## GIVEN INSTRUCTION
Search the listing below for the word "name" and copy each line that holds it.

## MATERIAL SHOWN

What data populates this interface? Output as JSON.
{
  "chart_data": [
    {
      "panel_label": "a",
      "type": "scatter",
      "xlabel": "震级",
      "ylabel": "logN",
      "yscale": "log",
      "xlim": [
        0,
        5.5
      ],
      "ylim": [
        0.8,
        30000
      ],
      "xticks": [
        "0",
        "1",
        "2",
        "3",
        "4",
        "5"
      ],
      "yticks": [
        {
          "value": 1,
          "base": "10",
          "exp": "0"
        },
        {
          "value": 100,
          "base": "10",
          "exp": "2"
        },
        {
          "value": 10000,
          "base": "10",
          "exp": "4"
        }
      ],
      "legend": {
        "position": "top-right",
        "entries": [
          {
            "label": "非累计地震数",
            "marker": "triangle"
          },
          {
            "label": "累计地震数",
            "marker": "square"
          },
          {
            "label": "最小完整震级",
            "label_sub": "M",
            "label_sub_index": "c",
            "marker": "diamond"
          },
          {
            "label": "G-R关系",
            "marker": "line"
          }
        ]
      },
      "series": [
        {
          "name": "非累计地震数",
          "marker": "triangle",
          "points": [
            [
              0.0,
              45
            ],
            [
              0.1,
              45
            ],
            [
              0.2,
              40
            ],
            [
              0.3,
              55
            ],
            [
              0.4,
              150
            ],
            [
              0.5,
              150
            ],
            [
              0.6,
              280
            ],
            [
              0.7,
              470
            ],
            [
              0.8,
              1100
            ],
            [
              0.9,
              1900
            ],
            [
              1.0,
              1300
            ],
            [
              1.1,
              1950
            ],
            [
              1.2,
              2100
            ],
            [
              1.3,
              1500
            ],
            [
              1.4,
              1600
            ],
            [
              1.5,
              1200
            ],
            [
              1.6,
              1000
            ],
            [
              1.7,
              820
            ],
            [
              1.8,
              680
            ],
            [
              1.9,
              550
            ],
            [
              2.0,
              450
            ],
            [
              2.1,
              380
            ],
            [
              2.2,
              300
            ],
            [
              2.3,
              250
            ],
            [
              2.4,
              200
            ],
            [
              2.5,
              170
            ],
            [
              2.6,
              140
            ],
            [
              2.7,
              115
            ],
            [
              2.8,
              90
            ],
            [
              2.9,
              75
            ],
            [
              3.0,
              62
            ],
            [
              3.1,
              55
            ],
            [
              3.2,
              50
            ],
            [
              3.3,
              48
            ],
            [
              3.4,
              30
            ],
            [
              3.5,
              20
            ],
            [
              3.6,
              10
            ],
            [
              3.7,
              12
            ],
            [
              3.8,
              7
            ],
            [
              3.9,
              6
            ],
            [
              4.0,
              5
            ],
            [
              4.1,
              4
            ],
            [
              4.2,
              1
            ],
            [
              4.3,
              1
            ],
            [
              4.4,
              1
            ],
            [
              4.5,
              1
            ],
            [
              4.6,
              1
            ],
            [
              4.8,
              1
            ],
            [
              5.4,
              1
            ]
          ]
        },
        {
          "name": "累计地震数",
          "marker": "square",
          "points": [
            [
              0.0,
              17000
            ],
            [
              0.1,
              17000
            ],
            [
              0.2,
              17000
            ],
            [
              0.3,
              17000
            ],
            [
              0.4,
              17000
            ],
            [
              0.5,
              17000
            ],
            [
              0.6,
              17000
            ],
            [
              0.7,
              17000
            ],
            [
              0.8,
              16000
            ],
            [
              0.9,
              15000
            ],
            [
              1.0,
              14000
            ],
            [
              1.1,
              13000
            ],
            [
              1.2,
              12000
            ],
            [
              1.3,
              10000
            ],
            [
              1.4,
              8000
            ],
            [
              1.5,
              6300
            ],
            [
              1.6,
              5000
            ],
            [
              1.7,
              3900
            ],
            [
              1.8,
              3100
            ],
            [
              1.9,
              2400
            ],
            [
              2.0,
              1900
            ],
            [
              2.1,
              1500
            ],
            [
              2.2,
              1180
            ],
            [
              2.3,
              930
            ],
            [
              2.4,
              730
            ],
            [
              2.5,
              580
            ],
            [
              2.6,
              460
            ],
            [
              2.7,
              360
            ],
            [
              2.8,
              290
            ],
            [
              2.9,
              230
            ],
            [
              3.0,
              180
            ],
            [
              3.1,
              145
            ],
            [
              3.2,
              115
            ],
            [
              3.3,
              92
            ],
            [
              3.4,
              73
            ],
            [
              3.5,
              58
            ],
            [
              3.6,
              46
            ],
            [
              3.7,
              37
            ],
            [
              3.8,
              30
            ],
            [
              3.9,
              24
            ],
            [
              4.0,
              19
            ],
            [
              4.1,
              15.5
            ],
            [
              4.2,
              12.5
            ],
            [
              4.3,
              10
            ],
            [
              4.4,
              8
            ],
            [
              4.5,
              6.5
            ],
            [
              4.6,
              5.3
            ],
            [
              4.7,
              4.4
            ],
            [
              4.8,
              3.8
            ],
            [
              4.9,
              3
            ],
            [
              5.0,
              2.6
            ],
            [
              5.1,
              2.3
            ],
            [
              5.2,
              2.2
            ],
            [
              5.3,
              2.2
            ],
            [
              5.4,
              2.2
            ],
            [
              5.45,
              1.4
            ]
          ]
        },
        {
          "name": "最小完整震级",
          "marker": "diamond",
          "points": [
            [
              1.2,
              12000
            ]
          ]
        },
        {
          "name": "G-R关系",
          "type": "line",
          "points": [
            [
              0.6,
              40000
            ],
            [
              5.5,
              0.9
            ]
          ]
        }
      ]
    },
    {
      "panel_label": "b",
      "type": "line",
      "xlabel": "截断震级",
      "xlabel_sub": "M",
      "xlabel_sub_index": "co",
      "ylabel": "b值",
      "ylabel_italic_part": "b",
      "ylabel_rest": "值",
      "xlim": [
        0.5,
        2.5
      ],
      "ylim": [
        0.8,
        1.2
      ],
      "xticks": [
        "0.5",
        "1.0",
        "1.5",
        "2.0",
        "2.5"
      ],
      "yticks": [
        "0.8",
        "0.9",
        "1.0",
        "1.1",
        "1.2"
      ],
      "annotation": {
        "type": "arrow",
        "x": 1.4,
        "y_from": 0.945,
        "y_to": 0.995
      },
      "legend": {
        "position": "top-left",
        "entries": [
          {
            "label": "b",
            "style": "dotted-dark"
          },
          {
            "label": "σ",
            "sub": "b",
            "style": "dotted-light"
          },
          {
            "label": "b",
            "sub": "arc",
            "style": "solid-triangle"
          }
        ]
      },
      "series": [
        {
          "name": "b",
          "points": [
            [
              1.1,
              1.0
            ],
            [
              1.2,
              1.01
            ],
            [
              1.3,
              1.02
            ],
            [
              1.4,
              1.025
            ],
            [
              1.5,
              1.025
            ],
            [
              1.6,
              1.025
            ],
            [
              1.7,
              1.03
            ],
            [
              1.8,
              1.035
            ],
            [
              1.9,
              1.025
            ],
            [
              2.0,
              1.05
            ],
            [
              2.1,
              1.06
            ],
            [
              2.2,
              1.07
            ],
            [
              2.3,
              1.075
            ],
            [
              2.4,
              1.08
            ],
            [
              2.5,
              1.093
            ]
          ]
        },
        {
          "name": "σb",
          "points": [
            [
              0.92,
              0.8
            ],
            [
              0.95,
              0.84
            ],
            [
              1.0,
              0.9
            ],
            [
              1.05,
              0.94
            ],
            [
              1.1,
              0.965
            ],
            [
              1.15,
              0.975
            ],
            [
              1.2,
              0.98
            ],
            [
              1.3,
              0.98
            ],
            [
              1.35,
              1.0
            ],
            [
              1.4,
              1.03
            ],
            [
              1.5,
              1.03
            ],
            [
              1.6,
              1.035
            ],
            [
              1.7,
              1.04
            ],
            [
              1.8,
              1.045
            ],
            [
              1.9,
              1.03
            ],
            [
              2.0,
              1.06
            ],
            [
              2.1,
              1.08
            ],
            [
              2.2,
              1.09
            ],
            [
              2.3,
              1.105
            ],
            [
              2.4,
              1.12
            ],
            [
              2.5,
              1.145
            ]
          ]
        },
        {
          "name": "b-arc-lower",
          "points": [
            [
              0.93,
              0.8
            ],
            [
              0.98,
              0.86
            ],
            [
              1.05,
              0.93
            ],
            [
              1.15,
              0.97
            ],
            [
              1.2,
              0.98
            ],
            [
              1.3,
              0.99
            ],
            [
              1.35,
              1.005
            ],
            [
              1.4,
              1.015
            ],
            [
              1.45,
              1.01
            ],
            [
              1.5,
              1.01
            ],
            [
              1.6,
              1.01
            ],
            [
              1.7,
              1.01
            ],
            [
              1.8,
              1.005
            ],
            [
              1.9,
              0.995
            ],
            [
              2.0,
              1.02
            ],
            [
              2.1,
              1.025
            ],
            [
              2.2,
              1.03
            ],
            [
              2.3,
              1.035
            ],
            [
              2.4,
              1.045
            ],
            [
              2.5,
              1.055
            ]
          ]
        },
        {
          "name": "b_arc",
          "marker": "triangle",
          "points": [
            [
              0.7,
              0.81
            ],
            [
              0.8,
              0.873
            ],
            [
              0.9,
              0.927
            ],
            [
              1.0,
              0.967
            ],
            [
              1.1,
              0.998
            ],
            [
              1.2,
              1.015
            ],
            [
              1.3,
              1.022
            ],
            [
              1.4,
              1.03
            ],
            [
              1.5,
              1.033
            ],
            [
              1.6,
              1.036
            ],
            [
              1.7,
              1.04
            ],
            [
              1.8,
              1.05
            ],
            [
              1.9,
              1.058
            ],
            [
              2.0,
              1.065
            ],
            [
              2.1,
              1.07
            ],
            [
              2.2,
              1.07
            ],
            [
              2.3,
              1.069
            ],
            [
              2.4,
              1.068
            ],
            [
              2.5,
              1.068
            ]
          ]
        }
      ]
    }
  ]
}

## WRITTEN RESPONSE
          "name": "非累计地震数",
          "name": "累计地震数",
          "name": "最小完整震级",
          "name": "G-R关系",
          "name": "b",
          "name": "σb",
          "name": "b-arc-lower",
          "name": "b_arc",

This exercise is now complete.